DATA FOR THIS TASK »
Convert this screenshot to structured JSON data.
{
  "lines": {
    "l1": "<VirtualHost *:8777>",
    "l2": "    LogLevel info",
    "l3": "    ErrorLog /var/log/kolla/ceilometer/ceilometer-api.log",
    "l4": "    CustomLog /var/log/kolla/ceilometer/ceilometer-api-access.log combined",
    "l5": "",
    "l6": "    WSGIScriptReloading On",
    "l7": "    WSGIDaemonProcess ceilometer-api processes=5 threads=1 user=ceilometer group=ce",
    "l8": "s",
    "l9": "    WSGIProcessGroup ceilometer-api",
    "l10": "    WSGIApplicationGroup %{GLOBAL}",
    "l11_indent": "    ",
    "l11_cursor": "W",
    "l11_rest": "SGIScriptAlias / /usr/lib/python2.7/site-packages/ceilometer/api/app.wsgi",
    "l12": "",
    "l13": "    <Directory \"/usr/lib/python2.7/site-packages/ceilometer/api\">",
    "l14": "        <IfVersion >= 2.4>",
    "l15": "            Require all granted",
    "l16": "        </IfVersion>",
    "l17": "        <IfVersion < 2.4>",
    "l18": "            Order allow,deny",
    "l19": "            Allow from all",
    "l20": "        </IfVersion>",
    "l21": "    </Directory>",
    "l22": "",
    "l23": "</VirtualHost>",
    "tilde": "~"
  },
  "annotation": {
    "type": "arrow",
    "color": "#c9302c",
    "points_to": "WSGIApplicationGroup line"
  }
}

PROBLEM TO SOLVE »
Copy out the full material exactly as it appears.

RIGHT ANSWER »
Convert this screenshot to structured JSON data.
{
  "lines": {
    "l1": "<VirtualHost *:8777>",
    "l2": "    LogLevel info",
    "l3": "    ErrorLog /var/log/kolla/ceilometer/ceilometer-api.log",
    "l4": "    CustomLog /var/log/kolla/ceilometer/ceilometer-api-access.log combined",
    "l5": "",
    "l6": "    WSGIScriptReloading On",
    "l7": "    WSGIDaemonProcess ceilometer-api processes=5 threads=1 user=ceilometer group=ce",
    "l8": "s",
    "l9": "    WSGIProcessGroup ceilometer-api",
    "l10": "    WSGIApplicationGroup %{GLOBAL}",
    "l11_indent": "    ",
    "l11_cursor": "W",
    "l11_rest": "SGIScriptAlias / /usr/lib/python2.7/site-packages/ceilometer/api/app.wsgi",
    "l12": "",
    "l13": "    <Directory \"/usr/lib/python2.7/site-packages/ceilometer/api\">",
    "l14": "        <IfVersion >= 2.4>",
    "l15": "            Require all granted",
    "l16": "        </IfVersion>",
    "l17": "        <IfVersion < 2.4>",
    "l18": "            Order allow,deny",
    "l19": "            Allow from all",
    "l20": "        </IfVersion>",
    "l21": "    </Directory>",
    "l22": "",
    "l23": "</VirtualHost>",
    "tilde": "~"
  },
  "annotation": {
    "type": "arrow",
    "color": "#c9302c",
    "points_to": "WSGIApplicationGroup line"
  }
}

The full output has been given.